_WHAT YOU ARE ASKED TO DO:_ Output nothing but the lines from the line with "Output a JSON" through the end of the listing below, both ends included.

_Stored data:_

^^^^^^^^^^^^^^^^

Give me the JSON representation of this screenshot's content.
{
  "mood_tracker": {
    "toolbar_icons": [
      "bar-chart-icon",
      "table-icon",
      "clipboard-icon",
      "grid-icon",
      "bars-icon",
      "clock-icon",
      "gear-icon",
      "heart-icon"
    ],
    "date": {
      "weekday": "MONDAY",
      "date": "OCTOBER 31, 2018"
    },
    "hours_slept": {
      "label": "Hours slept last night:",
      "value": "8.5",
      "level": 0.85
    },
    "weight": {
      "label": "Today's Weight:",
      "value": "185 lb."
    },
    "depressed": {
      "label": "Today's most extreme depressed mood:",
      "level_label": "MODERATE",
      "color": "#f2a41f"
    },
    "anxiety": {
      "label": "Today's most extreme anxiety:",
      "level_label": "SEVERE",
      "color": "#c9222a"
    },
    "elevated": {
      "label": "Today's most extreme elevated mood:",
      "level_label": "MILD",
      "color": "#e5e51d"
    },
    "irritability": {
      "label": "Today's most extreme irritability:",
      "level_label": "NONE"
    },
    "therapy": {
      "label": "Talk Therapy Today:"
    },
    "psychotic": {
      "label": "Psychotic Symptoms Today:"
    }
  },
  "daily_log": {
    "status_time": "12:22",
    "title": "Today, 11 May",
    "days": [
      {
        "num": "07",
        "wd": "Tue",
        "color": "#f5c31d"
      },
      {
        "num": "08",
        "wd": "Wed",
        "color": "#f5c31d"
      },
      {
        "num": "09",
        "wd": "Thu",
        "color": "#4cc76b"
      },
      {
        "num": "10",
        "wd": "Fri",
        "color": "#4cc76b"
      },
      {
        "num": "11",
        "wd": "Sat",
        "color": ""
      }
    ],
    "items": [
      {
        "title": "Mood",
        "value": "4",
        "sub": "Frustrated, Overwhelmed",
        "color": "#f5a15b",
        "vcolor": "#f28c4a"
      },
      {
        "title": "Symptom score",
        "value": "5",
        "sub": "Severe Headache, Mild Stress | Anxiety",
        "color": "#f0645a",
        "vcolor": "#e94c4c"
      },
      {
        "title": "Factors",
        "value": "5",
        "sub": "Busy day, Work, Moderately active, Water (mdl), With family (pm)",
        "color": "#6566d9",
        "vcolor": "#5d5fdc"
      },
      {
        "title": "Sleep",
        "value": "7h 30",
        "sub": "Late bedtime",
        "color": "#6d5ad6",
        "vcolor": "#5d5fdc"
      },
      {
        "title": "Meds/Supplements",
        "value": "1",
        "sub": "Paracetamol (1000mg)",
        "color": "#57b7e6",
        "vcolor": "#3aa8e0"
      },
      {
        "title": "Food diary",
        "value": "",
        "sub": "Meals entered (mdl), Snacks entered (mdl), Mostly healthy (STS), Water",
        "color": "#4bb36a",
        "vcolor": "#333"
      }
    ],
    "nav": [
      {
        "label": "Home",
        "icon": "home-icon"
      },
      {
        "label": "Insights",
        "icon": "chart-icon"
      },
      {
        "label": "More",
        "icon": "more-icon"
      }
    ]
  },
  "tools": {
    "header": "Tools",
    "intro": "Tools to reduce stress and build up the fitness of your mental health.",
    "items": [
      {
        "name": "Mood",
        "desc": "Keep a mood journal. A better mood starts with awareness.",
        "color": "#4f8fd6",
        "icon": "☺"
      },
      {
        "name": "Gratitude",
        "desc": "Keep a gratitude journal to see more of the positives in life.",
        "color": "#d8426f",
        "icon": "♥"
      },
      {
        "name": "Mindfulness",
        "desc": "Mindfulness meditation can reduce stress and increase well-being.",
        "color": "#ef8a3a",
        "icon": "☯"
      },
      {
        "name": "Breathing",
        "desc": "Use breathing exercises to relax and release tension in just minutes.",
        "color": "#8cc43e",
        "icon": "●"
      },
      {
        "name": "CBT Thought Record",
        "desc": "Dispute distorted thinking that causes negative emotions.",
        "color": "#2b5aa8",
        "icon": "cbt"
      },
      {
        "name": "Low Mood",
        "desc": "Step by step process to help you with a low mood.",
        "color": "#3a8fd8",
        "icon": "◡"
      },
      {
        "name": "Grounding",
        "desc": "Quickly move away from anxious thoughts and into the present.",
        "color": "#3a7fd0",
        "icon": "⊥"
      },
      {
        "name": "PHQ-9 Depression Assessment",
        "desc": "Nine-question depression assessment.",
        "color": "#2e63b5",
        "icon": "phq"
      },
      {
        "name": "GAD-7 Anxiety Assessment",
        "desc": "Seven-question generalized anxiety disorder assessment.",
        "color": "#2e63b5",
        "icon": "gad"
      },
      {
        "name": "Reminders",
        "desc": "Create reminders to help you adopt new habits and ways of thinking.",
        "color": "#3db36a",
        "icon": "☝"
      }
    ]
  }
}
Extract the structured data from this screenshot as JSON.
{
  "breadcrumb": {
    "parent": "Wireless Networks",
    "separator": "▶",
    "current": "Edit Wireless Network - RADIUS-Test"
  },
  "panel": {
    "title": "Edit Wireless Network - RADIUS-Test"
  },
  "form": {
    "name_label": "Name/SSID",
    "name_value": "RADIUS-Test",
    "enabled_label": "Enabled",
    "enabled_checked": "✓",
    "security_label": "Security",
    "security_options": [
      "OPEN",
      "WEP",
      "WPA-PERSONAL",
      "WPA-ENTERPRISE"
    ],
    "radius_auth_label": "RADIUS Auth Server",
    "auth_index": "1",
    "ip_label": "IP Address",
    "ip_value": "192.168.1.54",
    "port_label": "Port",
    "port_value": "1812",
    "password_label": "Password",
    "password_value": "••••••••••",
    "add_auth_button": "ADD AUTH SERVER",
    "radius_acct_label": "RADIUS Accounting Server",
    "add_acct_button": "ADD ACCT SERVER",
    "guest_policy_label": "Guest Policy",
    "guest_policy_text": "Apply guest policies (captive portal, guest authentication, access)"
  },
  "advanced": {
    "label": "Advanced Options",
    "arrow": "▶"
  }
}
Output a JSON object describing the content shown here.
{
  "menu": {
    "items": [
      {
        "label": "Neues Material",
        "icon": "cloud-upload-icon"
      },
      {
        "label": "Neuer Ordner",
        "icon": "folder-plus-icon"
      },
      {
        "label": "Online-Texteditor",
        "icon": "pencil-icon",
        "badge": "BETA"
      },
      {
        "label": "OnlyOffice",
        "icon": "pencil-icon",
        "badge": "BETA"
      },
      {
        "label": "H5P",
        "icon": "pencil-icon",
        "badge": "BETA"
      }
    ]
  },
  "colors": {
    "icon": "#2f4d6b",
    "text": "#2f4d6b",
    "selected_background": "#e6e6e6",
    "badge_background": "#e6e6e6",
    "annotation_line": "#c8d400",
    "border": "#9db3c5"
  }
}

^^^^^^^^^^^^^^^^

_CORRECT ANSWER:_
Output a JSON object describing the content shown here.
{
  "menu": {
    "items": [
      {
        "label": "Neues Material",
        "icon": "cloud-upload-icon"
      },
      {
        "label": "Neuer Ordner",
        "icon": "folder-plus-icon"
      },
      {
        "label": "Online-Texteditor",
        "icon": "pencil-icon",
        "badge": "BETA"
      },
      {
        "label": "OnlyOffice",
        "icon": "pencil-icon",
        "badge": "BETA"
      },
      {
        "label": "H5P",
        "icon": "pencil-icon",
        "badge": "BETA"
      }
    ]
  },
  "colors": {
    "icon": "#2f4d6b",
    "text": "#2f4d6b",
    "selected_background": "#e6e6e6",
    "badge_background": "#e6e6e6",
    "annotation_line": "#c8d400",
    "border": "#9db3c5"
  }
}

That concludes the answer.